PROBLEM TO WORK ON: List each line of the data that holds the string "aspects", please.

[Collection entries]
:::::

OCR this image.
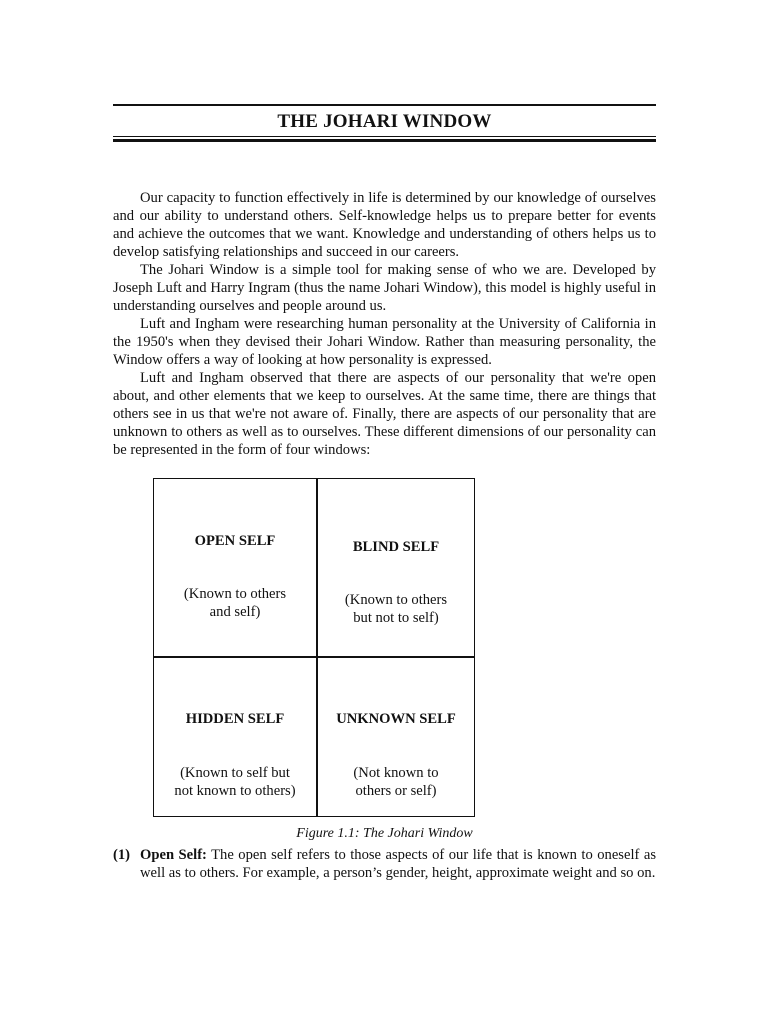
THE JOHARI WINDOW

Our capacity to function effectively in life is determined by our knowledge of ourselves and our ability to understand others. Self-knowledge helps us to prepare better for events and achieve the outcomes that we want. Knowledge and understanding of others helps us to develop satisfying relationships and succeed in our careers.

The Johari Window is a simple tool for making sense of who we are. Developed by Joseph Luft and Harry Ingram (thus the name Johari Window), this model is highly useful in understanding ourselves and people around us.

Luft and Ingham were researching human personality at the University of California in the 1950's when they devised their Johari Window. Rather than measuring personality, the Window offers a way of looking at how personality is expressed.

Luft and Ingham observed that there are aspects of our personality that we're open about, and other elements that we keep to ourselves. At the same time, there are things that others see in us that we're not aware of. Finally, there are aspects of our personality that are unknown to others as well as to ourselves. These different dimensions of our personality can be represented in the form of four windows:

OPEN SELF
(Known to others
and self)
BLIND SELF
(Known to others
but not to self)
HIDDEN SELF
(Known to self but
not known to others)
UNKNOWN SELF
(Not known to
others or self)
Figure 1.1: The Johari Window
(1) Open Self: The open self refers to those aspects of our life that is known to oneself as well as to others. For example, a person’s gender, height, approximate weight and so on.
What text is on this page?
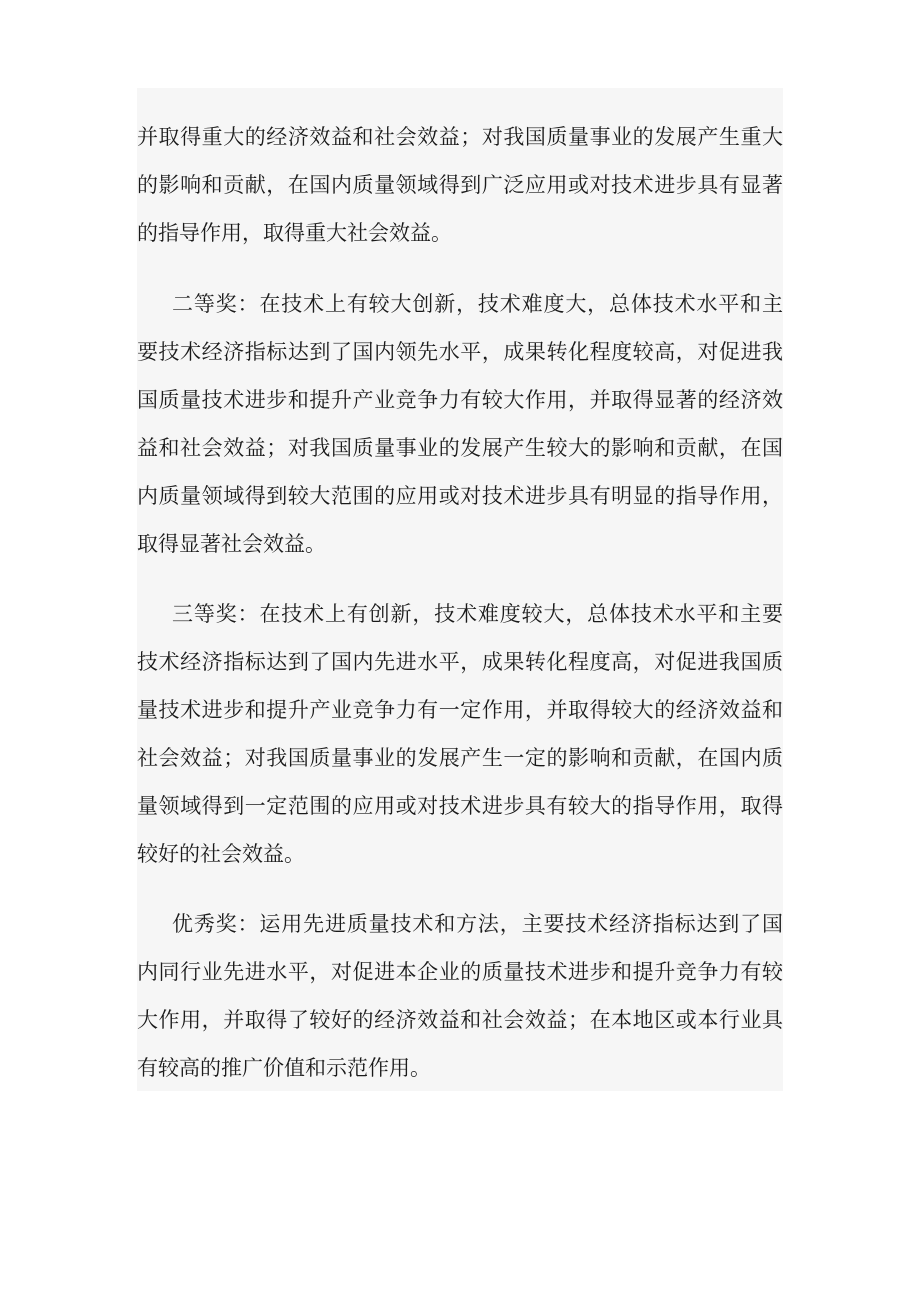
并取得重大的经济效益和社会效益；对我国质量事业的发展产生重大
的影响和贡献，在国内质量领域得到广泛应用或对技术进步具有显著
的指导作用，取得重大社会效益。
二等奖：在技术上有较大创新，技术难度大，总体技术水平和主
要技术经济指标达到了国内领先水平，成果转化程度较高，对促进我
国质量技术进步和提升产业竞争力有较大作用，并取得显著的经济效
益和社会效益；对我国质量事业的发展产生较大的影响和贡献，在国
内质量领域得到较大范围的应用或对技术进步具有明显的指导作用，
取得显著社会效益。
三等奖：在技术上有创新，技术难度较大，总体技术水平和主要
技术经济指标达到了国内先进水平，成果转化程度高，对促进我国质
量技术进步和提升产业竞争力有一定作用，并取得较大的经济效益和
社会效益；对我国质量事业的发展产生一定的影响和贡献，在国内质
量领域得到一定范围的应用或对技术进步具有较大的指导作用，取得
较好的社会效益。
优秀奖：运用先进质量技术和方法，主要技术经济指标达到了国
内同行业先进水平，对促进本企业的质量技术进步和提升竞争力有较
大作用，并取得了较好的经济效益和社会效益；在本地区或本行业具
有较高的推广价值和示范作用。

:::::

THE COMPLETED TASK:
Luft and Ingham observed that there are aspects of our personality that we're open about, and other elements that we keep to ourselves. At the same time, there are things that others see in us that we're not aware of. Finally, there are aspects of our personality that are unknown to others as well as to ourselves. These different dimensions of our personality can be represented in the form of four windows:
(1) Open Self: The open self refers to those aspects of our life that is known to oneself as well as to others. For example, a person’s gender, height, approximate weight and so on.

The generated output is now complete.